(Annotations of element boxes)
-- start --

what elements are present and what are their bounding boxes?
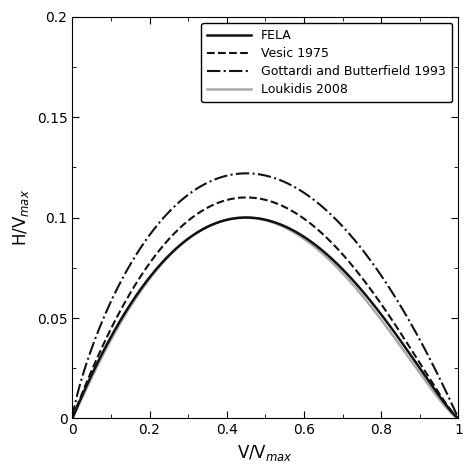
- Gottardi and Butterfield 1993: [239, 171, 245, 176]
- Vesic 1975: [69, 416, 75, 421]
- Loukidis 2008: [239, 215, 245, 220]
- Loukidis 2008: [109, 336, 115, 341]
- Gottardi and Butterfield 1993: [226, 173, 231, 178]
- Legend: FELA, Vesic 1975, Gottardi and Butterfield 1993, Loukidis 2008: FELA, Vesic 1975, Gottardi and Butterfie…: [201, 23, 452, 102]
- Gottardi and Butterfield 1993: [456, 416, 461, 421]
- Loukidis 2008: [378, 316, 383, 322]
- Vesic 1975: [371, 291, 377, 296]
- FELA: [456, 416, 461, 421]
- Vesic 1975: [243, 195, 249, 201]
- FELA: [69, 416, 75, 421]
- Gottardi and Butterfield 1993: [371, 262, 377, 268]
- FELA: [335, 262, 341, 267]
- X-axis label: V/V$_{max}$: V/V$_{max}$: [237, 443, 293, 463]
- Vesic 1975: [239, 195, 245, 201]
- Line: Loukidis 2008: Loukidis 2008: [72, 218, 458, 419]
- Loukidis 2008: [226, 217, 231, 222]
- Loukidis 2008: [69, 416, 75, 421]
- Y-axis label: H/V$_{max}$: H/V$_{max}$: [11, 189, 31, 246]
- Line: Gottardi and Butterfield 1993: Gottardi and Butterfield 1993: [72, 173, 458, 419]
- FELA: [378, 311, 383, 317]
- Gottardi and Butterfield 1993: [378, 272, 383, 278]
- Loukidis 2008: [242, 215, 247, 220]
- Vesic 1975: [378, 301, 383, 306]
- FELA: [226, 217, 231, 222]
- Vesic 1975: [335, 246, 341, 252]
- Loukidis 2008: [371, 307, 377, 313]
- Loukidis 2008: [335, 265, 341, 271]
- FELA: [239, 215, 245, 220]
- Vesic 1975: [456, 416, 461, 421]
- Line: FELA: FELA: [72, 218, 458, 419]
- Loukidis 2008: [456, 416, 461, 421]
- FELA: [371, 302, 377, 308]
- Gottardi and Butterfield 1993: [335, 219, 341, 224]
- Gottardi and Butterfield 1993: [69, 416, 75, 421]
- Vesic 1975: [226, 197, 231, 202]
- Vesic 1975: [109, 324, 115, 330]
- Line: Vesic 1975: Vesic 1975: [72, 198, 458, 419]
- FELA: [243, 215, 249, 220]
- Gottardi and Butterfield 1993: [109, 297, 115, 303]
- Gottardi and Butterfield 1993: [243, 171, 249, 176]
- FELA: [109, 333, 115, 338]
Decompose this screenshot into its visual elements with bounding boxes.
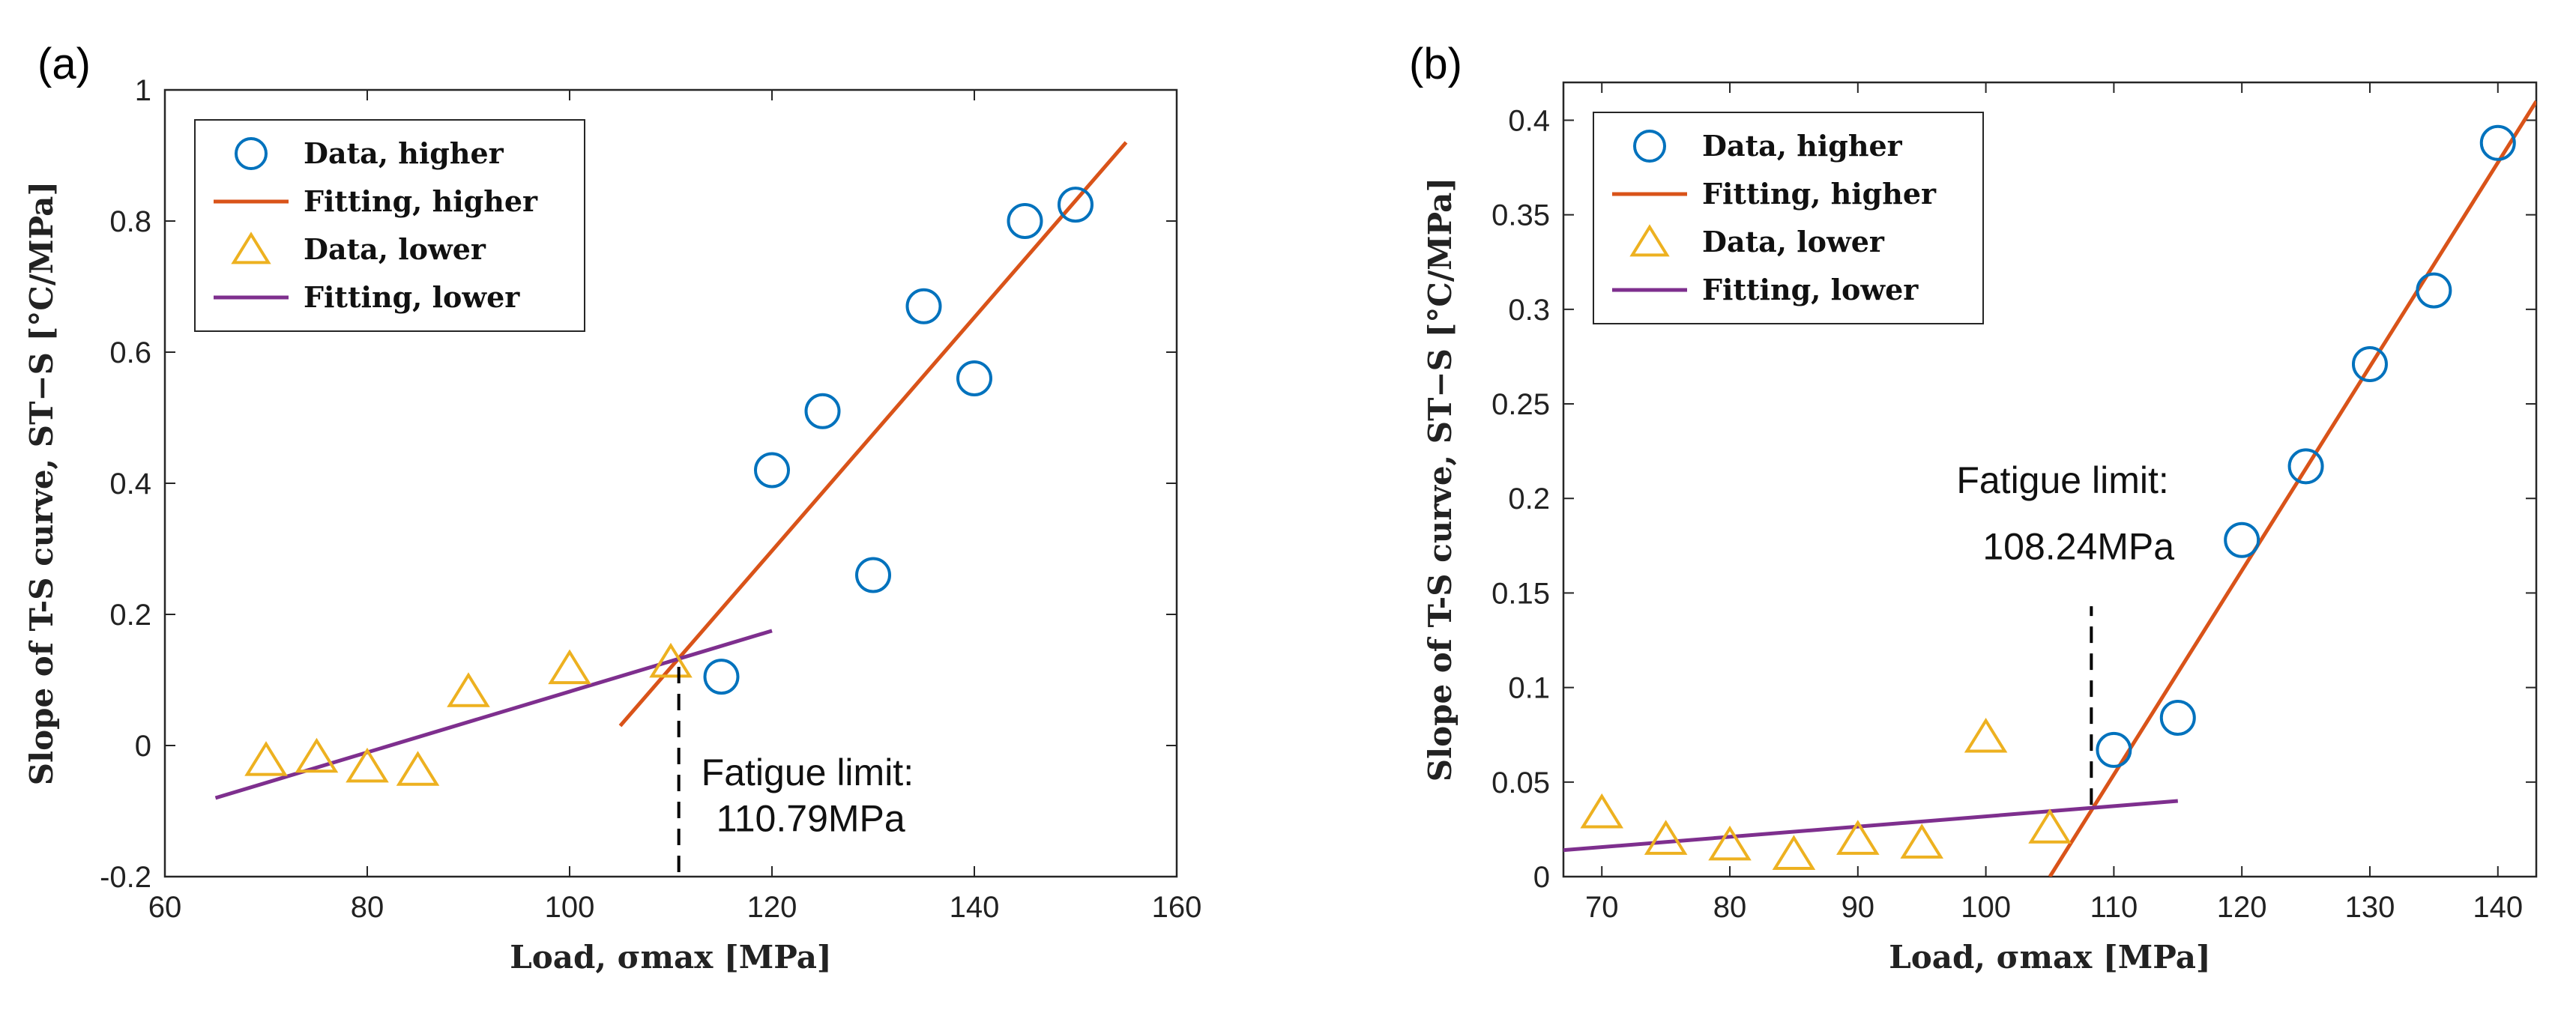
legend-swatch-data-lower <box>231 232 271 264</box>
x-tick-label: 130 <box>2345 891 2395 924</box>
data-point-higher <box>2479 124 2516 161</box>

-- end --

• Goal of the exercise: Please copy these lines verbatim from the records, starting at the line that contains "- Gottardi and Butterfield 1993: [239, 171, 245, 176]" and stopping after the line that contains "- Line: FELA: FELA: [72, 218, 458, 419]".

• Correct output:
- Gottardi and Butterfield 1993: [239, 171, 245, 176]
- Vesic 1975: [69, 416, 75, 421]
- Loukidis 2008: [239, 215, 245, 220]
- Loukidis 2008: [109, 336, 115, 341]
- Gottardi and Butterfield 1993: [226, 173, 231, 178]
- Legend: FELA, Vesic 1975, Gottardi and Butterfield 1993, Loukidis 2008: FELA, Vesic 1975, Gottardi and Butterfie…: [201, 23, 452, 102]
- Gottardi and Butterfield 1993: [456, 416, 461, 421]
- Loukidis 2008: [378, 316, 383, 322]
- Vesic 1975: [371, 291, 377, 296]
- FELA: [456, 416, 461, 421]
- Vesic 1975: [243, 195, 249, 201]
- FELA: [69, 416, 75, 421]
- Gottardi and Butterfield 1993: [371, 262, 377, 268]
- FELA: [335, 262, 341, 267]
- X-axis label: V/V$_{max}$: V/V$_{max}$: [237, 443, 293, 463]
- Vesic 1975: [239, 195, 245, 201]
- Line: Loukidis 2008: Loukidis 2008: [72, 218, 458, 419]
- Loukidis 2008: [226, 217, 231, 222]
- Loukidis 2008: [69, 416, 75, 421]
- Y-axis label: H/V$_{max}$: H/V$_{max}$: [11, 189, 31, 246]
- Line: Gottardi and Butterfield 1993: Gottardi and Butterfield 1993: [72, 173, 458, 419]
- FELA: [378, 311, 383, 317]
- Gottardi and Butterfield 1993: [378, 272, 383, 278]
- Loukidis 2008: [242, 215, 247, 220]
- Vesic 1975: [378, 301, 383, 306]
- FELA: [226, 217, 231, 222]
- Vesic 1975: [335, 246, 341, 252]
- Loukidis 2008: [371, 307, 377, 313]
- Loukidis 2008: [335, 265, 341, 271]
- FELA: [239, 215, 245, 220]
- Vesic 1975: [456, 416, 461, 421]
- Line: FELA: FELA: [72, 218, 458, 419]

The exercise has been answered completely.